The request.
Copy whichever lines contain the string "Preparation".

* * * *

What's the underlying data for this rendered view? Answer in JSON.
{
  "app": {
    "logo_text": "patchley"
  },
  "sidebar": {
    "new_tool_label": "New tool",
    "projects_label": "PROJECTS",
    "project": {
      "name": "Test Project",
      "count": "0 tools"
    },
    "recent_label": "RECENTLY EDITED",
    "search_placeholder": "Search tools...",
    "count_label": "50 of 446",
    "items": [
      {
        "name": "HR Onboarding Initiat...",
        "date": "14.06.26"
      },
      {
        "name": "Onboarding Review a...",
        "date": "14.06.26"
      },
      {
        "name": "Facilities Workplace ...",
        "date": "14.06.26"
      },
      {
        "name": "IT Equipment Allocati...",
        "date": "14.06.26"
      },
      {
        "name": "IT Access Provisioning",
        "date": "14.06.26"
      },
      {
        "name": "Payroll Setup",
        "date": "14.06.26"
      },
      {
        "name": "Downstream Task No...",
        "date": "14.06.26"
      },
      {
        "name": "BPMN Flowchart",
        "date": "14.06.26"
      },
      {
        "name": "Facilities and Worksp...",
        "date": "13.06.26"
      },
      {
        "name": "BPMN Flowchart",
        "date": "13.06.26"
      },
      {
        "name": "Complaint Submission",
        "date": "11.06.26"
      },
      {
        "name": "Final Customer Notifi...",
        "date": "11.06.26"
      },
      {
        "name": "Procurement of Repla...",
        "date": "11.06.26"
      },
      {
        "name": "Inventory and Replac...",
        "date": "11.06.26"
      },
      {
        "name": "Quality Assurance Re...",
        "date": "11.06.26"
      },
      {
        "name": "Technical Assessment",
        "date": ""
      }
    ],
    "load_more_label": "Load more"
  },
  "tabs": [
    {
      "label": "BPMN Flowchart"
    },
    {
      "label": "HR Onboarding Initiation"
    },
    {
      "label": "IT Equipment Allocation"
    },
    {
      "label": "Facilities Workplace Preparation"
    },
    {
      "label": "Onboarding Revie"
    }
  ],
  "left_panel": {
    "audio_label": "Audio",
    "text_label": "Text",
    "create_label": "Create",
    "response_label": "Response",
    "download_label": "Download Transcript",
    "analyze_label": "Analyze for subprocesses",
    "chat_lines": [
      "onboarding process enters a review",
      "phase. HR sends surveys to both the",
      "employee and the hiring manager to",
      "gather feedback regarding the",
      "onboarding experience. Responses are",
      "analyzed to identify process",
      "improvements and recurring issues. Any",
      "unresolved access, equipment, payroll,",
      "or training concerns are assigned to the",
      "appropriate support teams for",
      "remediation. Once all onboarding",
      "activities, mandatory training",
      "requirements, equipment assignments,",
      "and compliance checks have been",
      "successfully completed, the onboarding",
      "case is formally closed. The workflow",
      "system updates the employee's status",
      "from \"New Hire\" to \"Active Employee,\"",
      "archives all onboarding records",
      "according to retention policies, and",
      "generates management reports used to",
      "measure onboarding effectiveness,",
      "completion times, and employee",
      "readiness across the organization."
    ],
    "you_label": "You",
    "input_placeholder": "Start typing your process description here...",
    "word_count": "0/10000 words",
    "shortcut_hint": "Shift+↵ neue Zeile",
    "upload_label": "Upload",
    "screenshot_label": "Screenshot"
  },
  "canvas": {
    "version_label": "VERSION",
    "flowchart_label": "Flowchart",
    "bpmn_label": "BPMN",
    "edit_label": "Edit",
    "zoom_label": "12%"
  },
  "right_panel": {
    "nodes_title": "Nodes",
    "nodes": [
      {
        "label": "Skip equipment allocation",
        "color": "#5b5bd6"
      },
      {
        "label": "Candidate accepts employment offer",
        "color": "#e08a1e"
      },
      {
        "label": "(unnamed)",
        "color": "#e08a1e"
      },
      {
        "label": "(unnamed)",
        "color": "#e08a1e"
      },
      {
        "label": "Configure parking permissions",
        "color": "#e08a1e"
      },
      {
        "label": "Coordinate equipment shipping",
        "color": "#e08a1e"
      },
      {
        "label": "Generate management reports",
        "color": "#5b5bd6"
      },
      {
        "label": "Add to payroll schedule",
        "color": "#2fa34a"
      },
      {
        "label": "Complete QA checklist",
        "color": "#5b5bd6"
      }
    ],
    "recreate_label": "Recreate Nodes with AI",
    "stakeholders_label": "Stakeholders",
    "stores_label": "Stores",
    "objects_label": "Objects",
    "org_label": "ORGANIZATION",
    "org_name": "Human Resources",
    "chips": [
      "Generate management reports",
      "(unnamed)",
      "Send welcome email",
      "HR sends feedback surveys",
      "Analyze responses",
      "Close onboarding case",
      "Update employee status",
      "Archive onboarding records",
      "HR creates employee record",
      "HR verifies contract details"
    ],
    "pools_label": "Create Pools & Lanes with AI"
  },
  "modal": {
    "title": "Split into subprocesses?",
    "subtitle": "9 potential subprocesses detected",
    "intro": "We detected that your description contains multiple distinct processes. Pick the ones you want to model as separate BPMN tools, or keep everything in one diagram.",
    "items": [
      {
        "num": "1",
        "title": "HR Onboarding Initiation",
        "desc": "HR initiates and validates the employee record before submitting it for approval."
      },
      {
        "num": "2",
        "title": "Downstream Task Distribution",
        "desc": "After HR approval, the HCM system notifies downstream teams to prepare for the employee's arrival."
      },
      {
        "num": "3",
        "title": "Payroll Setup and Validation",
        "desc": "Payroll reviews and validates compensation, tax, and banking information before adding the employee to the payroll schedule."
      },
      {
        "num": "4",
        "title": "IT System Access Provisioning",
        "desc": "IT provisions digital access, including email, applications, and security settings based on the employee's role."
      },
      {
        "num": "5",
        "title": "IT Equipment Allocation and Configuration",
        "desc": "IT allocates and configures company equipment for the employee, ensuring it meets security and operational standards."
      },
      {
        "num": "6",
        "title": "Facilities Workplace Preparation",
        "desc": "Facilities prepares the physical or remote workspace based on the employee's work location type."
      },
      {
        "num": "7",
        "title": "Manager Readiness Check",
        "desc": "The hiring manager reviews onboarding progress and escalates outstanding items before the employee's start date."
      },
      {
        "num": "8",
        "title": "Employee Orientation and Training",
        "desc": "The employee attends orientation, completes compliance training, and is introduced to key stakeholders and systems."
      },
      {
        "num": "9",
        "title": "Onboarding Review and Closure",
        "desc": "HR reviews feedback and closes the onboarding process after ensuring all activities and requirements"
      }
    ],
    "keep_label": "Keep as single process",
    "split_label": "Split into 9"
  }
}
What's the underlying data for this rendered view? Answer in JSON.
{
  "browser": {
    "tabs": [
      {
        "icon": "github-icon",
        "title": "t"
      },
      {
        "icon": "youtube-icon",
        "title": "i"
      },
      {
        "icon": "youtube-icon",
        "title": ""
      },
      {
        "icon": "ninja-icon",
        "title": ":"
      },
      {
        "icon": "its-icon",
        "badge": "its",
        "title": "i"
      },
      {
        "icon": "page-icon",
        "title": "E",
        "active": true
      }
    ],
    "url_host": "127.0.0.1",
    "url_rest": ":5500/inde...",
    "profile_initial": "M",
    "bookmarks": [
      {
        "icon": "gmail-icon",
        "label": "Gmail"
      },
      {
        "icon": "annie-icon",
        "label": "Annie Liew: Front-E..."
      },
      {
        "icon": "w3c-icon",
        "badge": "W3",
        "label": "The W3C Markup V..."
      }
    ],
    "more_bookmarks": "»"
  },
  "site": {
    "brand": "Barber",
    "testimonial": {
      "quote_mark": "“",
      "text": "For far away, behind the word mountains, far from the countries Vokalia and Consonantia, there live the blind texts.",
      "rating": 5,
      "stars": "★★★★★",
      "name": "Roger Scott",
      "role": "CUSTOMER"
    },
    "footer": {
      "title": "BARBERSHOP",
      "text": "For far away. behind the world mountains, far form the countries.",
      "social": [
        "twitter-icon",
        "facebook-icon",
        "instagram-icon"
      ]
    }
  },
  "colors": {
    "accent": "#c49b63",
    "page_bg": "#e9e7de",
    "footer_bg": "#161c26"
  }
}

* * * *

Correct response.
      "label": "Facilities Workplace Preparation"
        "title": "Facilities Workplace Preparation",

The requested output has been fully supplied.